Objective
Where does the string "page" appear? Copy every line of the entries below that holds it.

Material provided
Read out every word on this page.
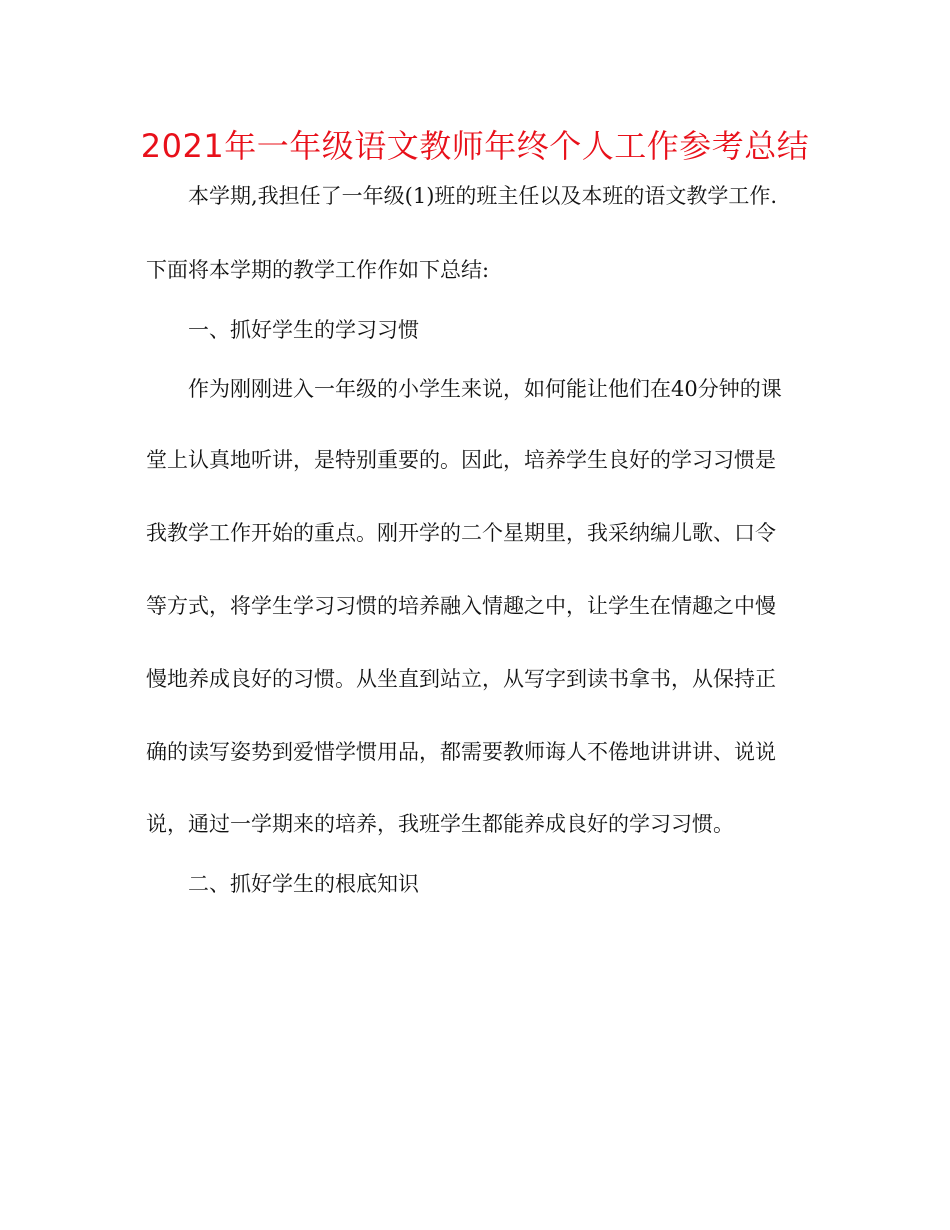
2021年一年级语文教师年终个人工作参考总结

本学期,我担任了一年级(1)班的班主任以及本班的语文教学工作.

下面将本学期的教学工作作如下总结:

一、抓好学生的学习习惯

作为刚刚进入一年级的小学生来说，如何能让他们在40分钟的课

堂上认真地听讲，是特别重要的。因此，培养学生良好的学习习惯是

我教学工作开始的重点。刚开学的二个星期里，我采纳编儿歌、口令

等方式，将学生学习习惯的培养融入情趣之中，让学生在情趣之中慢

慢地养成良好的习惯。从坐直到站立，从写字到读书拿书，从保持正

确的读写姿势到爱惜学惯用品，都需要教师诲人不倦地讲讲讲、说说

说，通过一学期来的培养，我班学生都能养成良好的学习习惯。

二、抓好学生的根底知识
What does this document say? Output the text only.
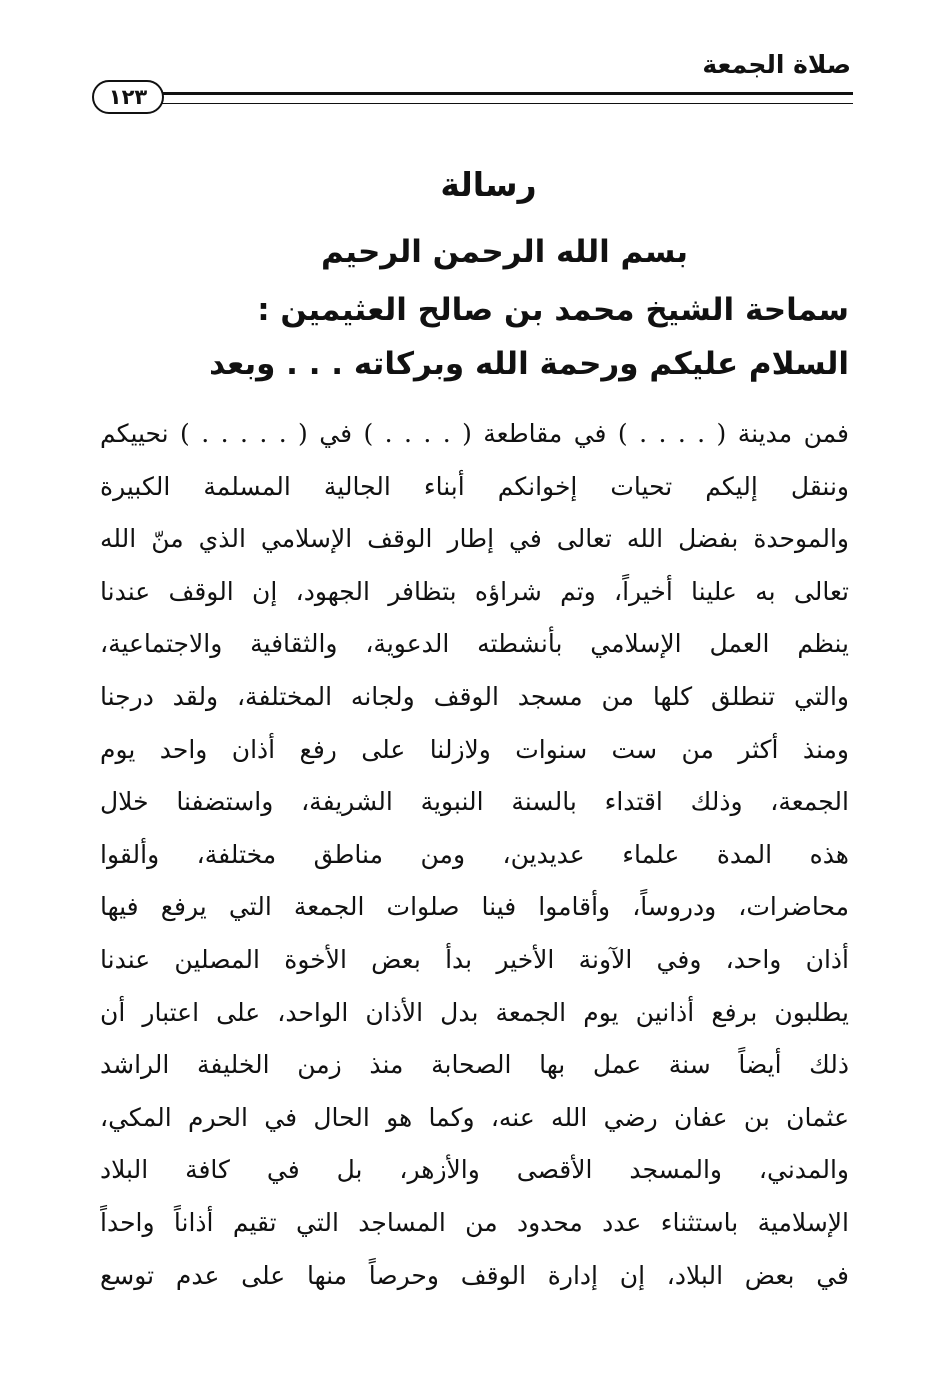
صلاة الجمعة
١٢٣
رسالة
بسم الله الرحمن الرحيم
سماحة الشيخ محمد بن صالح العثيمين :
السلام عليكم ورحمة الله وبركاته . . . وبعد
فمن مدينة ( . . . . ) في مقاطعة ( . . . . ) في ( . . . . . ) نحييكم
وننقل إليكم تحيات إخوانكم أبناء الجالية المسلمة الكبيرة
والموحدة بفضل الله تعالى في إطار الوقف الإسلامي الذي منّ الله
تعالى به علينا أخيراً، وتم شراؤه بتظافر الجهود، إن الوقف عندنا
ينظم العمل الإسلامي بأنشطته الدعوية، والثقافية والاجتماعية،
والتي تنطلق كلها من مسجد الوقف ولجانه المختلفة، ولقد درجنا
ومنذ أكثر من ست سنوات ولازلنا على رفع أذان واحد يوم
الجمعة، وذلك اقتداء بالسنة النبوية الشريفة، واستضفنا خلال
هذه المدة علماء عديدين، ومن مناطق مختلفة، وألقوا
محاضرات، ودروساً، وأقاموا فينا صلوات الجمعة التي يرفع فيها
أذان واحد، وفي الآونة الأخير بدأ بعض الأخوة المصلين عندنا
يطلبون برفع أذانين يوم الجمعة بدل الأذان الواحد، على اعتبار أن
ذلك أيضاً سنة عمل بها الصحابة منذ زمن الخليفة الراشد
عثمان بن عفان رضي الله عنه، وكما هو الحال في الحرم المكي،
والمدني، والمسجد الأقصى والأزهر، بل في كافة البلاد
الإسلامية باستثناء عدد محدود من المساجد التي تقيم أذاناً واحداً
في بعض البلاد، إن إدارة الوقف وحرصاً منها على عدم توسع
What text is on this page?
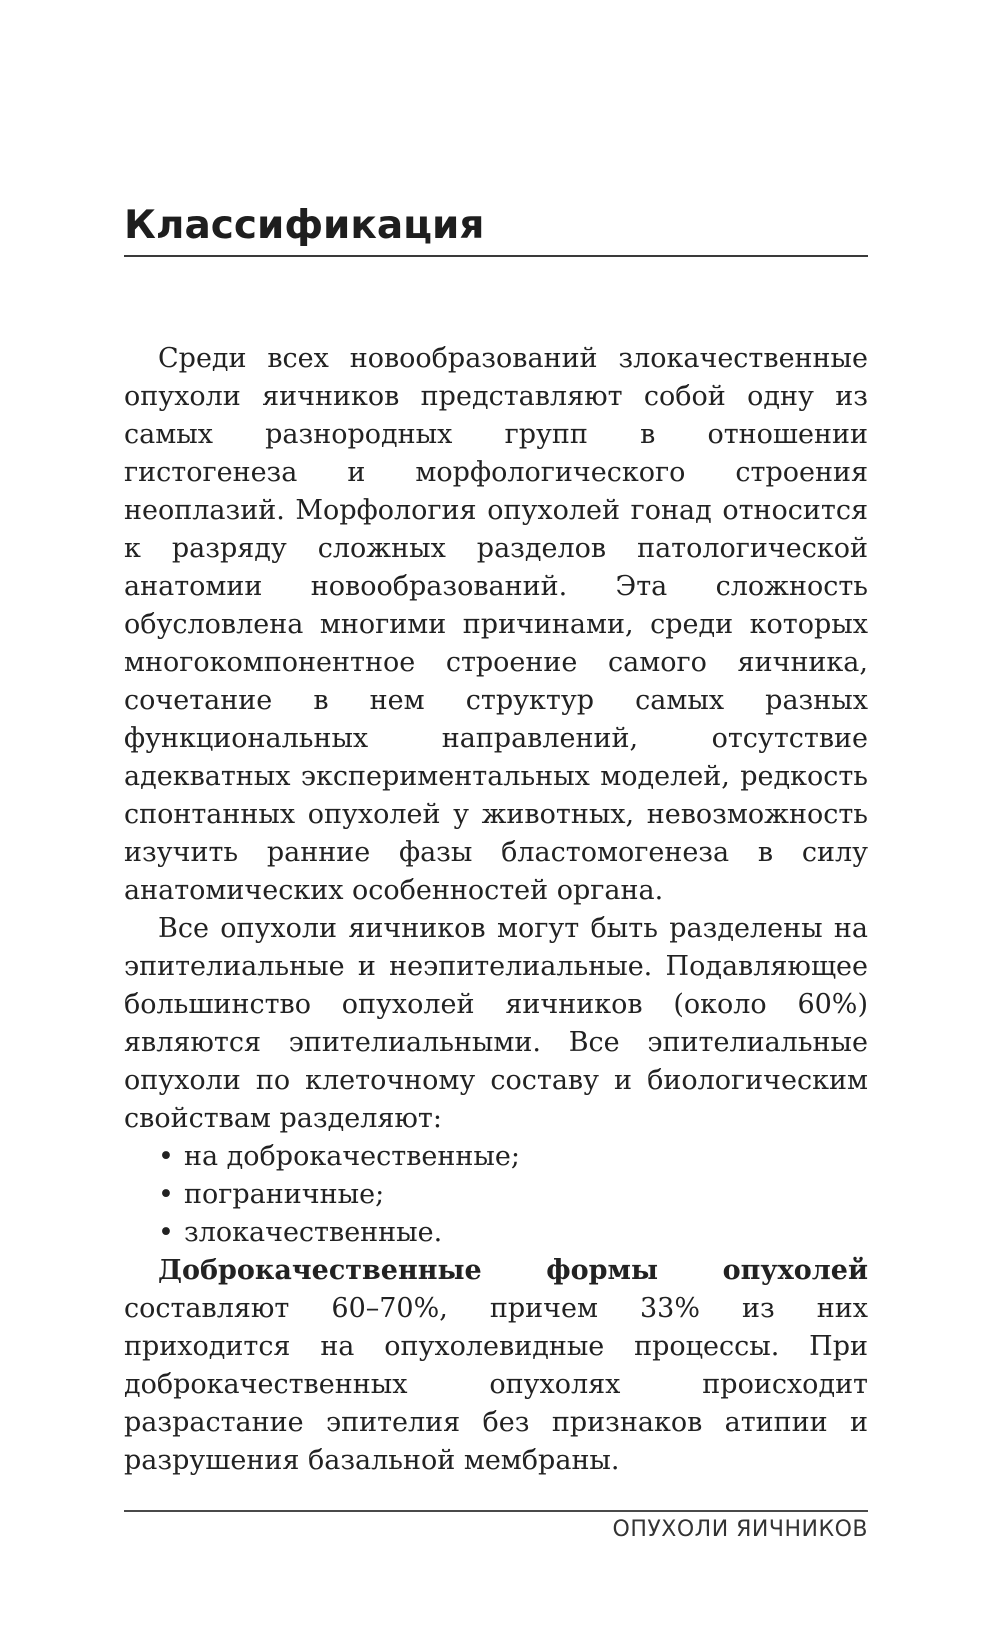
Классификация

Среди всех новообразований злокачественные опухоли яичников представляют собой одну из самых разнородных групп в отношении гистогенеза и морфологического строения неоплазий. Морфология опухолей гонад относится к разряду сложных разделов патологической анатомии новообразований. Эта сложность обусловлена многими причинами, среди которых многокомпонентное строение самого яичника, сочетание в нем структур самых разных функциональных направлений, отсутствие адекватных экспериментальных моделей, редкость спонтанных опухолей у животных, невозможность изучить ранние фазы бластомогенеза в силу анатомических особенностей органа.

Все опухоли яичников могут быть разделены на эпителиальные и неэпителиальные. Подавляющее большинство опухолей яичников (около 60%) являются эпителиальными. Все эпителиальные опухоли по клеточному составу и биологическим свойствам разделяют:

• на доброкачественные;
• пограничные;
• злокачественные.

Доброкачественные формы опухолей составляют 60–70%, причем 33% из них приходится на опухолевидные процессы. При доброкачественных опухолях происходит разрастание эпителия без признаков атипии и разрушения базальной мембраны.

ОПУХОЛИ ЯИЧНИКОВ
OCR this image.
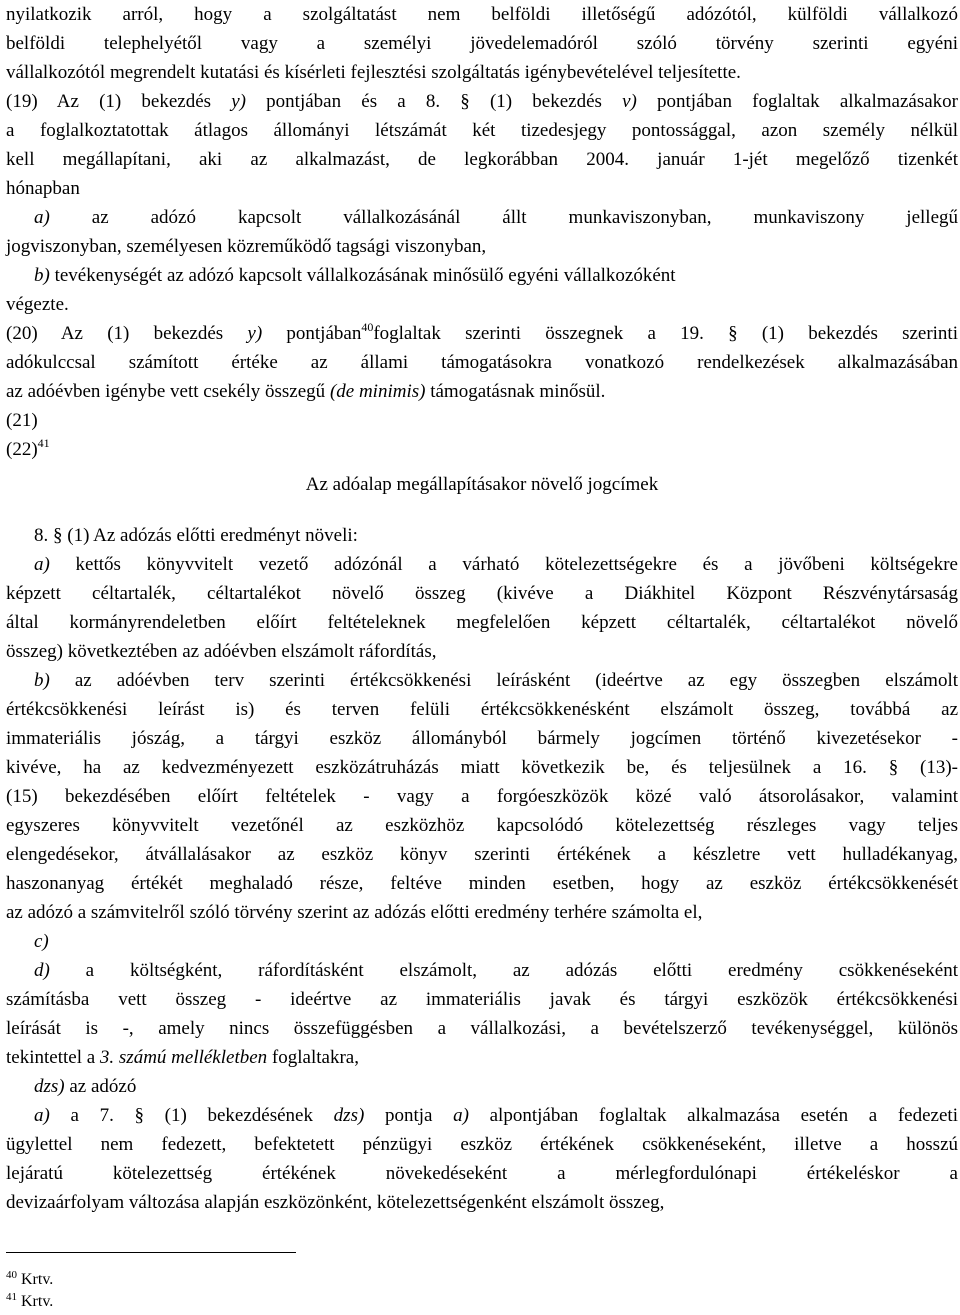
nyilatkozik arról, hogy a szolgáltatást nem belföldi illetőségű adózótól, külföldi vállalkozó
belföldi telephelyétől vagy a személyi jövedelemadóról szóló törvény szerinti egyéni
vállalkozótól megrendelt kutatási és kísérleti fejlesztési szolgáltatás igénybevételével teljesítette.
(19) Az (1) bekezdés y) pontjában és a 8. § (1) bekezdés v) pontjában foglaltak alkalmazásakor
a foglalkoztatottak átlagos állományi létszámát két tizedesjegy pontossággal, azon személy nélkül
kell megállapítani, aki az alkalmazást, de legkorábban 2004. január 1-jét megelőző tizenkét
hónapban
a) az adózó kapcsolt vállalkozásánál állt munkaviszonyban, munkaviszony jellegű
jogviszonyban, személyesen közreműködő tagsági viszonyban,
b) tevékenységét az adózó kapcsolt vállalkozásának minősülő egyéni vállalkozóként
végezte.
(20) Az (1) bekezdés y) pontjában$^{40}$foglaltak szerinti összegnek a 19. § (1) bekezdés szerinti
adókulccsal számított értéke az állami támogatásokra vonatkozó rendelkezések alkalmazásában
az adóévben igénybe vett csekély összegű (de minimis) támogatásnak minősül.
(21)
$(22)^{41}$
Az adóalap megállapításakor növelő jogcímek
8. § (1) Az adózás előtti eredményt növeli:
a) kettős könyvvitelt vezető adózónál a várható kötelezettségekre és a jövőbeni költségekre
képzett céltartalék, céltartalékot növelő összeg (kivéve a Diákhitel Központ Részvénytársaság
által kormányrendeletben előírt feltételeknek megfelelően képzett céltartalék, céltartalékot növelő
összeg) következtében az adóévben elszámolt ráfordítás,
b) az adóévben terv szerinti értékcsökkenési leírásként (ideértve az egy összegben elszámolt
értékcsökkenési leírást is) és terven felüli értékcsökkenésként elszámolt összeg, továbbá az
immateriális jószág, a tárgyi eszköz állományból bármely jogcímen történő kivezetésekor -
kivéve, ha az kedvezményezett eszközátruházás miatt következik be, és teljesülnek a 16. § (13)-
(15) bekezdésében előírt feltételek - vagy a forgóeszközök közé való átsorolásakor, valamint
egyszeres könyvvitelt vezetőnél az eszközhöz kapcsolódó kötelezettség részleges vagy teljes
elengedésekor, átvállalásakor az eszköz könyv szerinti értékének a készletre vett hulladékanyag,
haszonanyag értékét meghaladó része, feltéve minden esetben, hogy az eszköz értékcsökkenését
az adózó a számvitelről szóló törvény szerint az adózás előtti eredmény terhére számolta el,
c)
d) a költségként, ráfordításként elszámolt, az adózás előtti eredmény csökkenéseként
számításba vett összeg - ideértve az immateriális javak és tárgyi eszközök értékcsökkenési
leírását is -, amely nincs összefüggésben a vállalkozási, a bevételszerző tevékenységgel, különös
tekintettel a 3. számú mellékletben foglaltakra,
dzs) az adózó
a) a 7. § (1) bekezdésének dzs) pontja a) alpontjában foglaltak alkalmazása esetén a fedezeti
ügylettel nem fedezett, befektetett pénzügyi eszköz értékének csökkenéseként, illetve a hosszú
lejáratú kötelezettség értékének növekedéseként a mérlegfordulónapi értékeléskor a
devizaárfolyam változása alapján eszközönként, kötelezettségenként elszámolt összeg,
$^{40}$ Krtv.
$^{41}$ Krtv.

Result for this exercise
Read out every word on this page.
What text is on this page?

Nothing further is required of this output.